OBJECTIVES.
1) List the examples of in-domain content named in the final sentence of the entity-extractor text.
2) Print the record lines starting at the line that contains "Output each element" and ending at the line that contains "list-item: Adaptability [677, 603, 922, 616]".

TEXT EXTRACT.
◆ ◆ ◆ ◆ ◆
In some aspects of embodiments of the invention, an entity extractor is constructed by receiving a data structure that correlates queries to uniform resource locators (URLs) identified by queries. A set of seed (e.g., initial) URLs is selected and an entity pattern, which includes one or more entities (and can include an arrangement, orientation, and the like), is identified based on the URL. The data structure is then examined to identify each URL in the data structure that has a entity pattern. All of the queries associated with each identified URL are added to a set of potential training data, from which queries meeting certain criteria are selected. The selected queries are then used as training data to train the entity extractor.
For context, suppose a certain URL pattern (e.g. www.contoso.com/music/artist/) is identified as part of a specific domain (e.g. music), then, in some embodiments, an assumption might be made that most queries with clicks to URLs of that same pattern also have intent for the same domain (e.g. {coldplay albums} leads to clicks on www.contoso.com/music/artist/coldplay/albums.jhtml, so {coldplay albums} is likely music related). Furthermore, some such URLs are structured in such a way that relevant entity names can be extracted from the URLs themselves, which can facilitate labeling the same entity names as components of the query (in the same URL example above, the URL segment that follows “/artist/” is the actual artist name, “Coldplay”, which can then be used to label to the first term in the example query).
The techniques described herein provide for a scalable solution for generating large numbers of training queries from click data. For instance, large search engines can have click graph that contain, for example, every query issued by every user, and every user click on every URL, associated with each query, from, say, June 2009 to present. Once a few URL patterns have been identified, they can be automatically run against the click graph, with certain thresholds applied. The output of this process is a sufficiently large set of positive query samples for use in existing machine learning algorithms to create binary classifier and entity extractor classifier models. These models can be hosted at runtime and can be used to classify and segment user queries. Those queries that are deemed to have intent for a certain domain (e.g. music) are segmented into their component parts and fed into the domain's instant answer service, in order to retrieve in-domain content (e.g. top songs by an artist, including lyrics, a song play link, etc.).
◆ ◆ ◆ ◆ ◆
DATASET RECORDS.
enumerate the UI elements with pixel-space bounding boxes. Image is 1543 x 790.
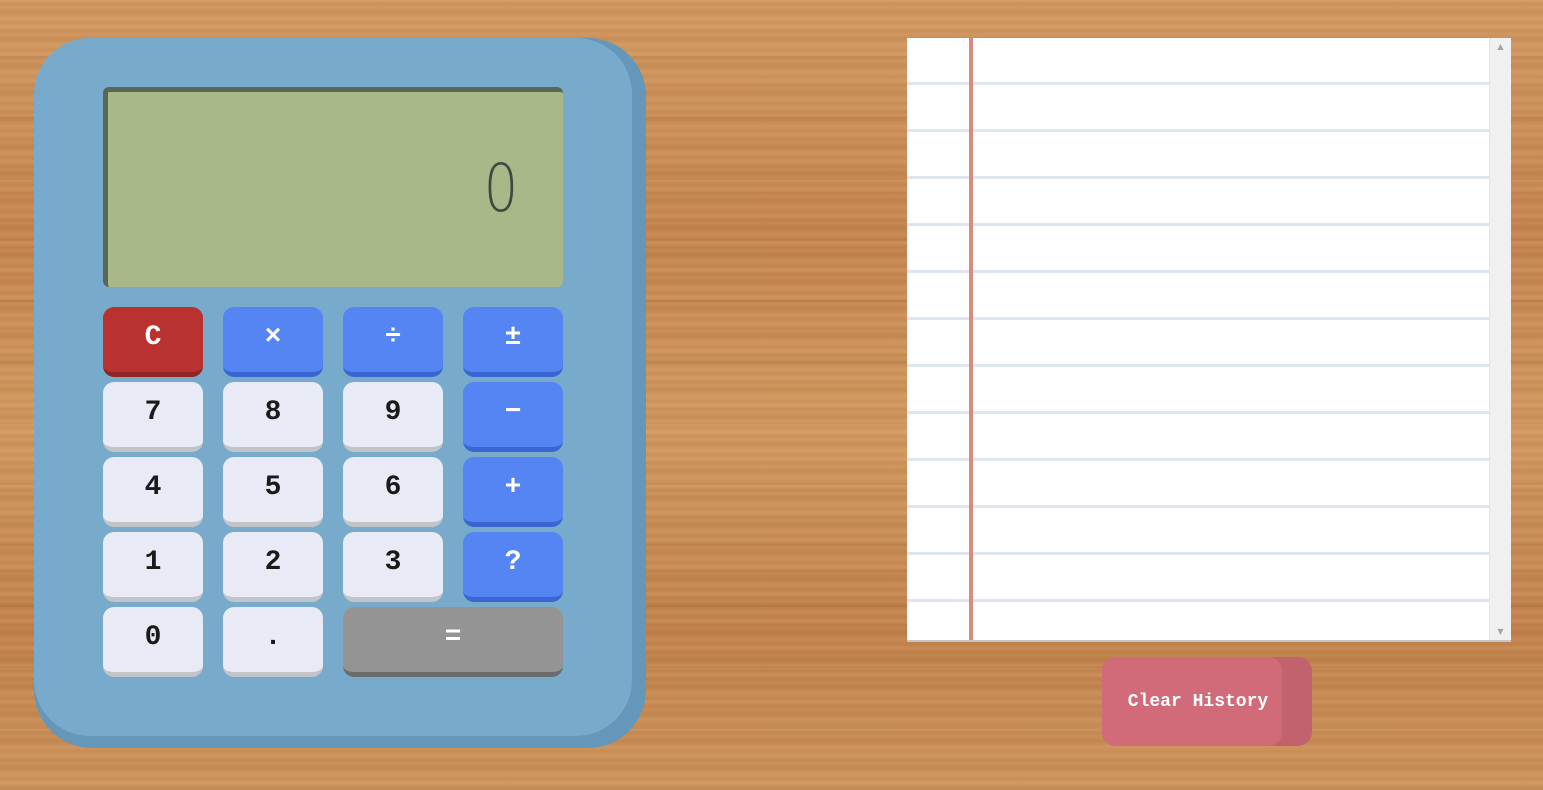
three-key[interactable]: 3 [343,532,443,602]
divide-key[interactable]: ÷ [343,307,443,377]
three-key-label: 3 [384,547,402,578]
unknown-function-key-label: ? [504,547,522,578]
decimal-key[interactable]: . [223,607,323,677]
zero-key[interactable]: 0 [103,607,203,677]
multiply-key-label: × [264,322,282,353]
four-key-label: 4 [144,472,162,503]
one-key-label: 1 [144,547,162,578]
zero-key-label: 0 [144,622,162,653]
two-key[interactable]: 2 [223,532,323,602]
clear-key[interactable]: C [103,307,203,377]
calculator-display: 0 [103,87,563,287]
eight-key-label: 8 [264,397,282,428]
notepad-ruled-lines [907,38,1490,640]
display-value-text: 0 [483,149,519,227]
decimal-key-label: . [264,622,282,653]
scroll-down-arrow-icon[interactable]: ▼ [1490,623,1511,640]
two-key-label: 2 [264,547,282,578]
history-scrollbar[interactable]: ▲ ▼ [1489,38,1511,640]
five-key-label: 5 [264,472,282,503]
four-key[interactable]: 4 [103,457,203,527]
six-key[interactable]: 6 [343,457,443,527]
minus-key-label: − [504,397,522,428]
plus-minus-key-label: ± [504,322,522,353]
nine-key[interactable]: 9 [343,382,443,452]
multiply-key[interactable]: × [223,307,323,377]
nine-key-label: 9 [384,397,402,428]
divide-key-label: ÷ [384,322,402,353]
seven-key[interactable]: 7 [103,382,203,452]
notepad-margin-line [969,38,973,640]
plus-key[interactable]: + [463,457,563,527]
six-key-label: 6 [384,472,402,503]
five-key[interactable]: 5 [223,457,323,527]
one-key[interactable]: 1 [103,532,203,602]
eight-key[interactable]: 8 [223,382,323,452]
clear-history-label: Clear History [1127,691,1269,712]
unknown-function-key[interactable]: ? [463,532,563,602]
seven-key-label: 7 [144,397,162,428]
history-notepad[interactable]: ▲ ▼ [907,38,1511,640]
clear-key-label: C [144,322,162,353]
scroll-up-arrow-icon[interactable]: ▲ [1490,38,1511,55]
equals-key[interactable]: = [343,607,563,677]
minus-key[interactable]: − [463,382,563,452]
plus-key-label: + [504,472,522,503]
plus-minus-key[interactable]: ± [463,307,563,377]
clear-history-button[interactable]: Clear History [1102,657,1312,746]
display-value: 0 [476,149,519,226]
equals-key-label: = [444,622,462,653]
◆ ◆ ◆ ◆ ◆
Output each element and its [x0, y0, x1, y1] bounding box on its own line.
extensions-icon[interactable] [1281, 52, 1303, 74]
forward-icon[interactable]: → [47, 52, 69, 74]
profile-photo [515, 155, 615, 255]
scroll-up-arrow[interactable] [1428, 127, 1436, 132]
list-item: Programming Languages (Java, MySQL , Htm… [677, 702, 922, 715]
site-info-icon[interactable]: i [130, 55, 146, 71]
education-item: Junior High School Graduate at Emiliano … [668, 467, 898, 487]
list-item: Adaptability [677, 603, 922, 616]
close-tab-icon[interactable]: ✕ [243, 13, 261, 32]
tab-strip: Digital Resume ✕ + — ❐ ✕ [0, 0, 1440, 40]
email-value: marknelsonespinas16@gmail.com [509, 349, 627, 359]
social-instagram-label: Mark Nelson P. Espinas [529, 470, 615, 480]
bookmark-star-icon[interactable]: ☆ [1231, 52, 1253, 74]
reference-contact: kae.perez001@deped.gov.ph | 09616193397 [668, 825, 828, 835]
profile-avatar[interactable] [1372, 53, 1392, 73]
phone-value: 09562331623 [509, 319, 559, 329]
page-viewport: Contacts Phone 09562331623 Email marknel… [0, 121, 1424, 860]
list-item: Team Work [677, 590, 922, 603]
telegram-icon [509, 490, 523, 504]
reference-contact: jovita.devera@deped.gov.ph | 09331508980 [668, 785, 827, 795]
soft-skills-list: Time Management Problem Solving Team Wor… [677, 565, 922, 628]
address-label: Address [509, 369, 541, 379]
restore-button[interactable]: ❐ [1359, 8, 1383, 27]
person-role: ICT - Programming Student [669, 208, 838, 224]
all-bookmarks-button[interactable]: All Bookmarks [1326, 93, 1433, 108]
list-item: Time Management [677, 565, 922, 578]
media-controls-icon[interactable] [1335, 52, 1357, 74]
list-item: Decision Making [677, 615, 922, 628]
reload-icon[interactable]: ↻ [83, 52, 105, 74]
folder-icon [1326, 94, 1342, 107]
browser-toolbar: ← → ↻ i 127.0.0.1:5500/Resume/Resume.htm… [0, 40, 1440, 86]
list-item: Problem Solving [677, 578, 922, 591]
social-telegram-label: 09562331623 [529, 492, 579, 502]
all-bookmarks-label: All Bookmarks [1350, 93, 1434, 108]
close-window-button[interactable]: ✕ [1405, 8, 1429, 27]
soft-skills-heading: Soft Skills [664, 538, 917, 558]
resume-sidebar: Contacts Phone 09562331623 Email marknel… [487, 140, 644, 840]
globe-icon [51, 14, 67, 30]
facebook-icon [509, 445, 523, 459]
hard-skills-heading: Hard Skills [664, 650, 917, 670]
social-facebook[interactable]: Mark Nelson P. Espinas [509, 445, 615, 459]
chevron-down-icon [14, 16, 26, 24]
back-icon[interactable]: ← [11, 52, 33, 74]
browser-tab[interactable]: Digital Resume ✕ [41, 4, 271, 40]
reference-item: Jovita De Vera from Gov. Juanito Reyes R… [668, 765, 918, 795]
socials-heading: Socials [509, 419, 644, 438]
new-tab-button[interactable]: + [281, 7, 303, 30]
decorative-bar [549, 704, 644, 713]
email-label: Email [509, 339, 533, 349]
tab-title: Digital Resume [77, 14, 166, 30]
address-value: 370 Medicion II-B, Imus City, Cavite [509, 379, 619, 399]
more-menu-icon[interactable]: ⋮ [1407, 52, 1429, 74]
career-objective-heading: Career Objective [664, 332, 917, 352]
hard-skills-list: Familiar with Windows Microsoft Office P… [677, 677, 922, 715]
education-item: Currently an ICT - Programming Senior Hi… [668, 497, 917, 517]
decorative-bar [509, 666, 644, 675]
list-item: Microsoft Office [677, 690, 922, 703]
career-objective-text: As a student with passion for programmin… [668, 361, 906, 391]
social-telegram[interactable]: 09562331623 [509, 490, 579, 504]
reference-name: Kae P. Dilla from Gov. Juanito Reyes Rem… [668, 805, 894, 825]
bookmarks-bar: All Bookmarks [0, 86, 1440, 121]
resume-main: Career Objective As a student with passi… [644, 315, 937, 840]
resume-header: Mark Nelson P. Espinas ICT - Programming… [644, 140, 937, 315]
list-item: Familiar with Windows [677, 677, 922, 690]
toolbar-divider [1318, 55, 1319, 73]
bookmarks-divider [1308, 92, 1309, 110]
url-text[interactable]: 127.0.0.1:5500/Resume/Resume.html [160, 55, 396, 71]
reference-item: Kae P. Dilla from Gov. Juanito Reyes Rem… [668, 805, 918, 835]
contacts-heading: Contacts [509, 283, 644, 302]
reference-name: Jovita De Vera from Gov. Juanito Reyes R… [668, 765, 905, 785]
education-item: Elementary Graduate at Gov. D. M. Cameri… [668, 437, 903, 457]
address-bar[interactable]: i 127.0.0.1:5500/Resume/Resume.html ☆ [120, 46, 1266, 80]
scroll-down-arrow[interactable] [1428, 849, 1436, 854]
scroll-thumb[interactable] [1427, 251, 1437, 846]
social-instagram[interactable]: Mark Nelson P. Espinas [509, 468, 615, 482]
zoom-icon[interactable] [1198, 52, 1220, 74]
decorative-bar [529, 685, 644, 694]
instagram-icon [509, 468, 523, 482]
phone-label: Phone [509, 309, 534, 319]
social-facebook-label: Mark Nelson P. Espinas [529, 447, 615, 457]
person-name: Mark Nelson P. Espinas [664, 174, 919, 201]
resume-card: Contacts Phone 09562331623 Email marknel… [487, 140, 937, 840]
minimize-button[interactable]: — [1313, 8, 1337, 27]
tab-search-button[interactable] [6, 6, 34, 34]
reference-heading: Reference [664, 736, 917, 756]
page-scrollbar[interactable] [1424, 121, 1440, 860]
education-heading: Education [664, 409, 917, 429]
◆ ◆ ◆ ◆ ◆
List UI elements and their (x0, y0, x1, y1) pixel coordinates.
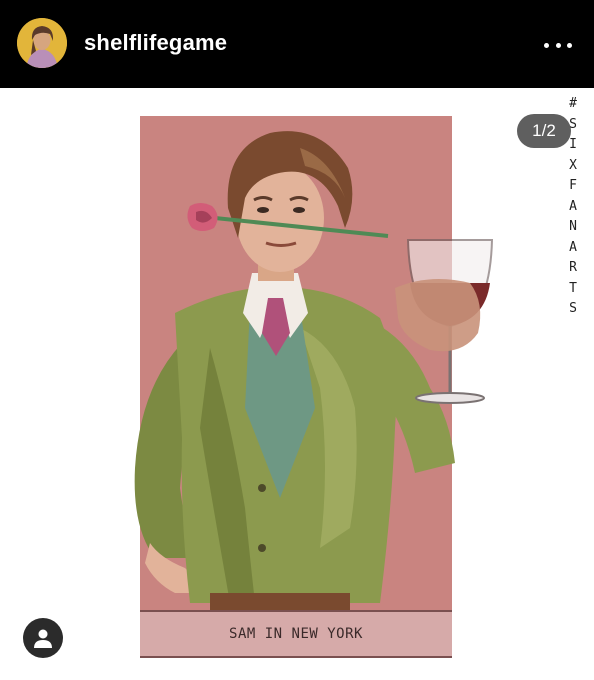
◆ ◆ ◆ ◆ ◆
TASK SOLUTIONS.
1)
- top songs by an artist
- lyrics
- a song play link

2)
Output each element and its [x0, y0, x1, y1] bounding box on its own line.
extensions-icon[interactable] [1281, 52, 1303, 74]
forward-icon[interactable]: → [47, 52, 69, 74]
profile-photo [515, 155, 615, 255]
scroll-up-arrow[interactable] [1428, 127, 1436, 132]
list-item: Programming Languages (Java, MySQL , Htm… [677, 702, 922, 715]
site-info-icon[interactable]: i [130, 55, 146, 71]
education-item: Junior High School Graduate at Emiliano … [668, 467, 898, 487]
list-item: Adaptability [677, 603, 922, 616]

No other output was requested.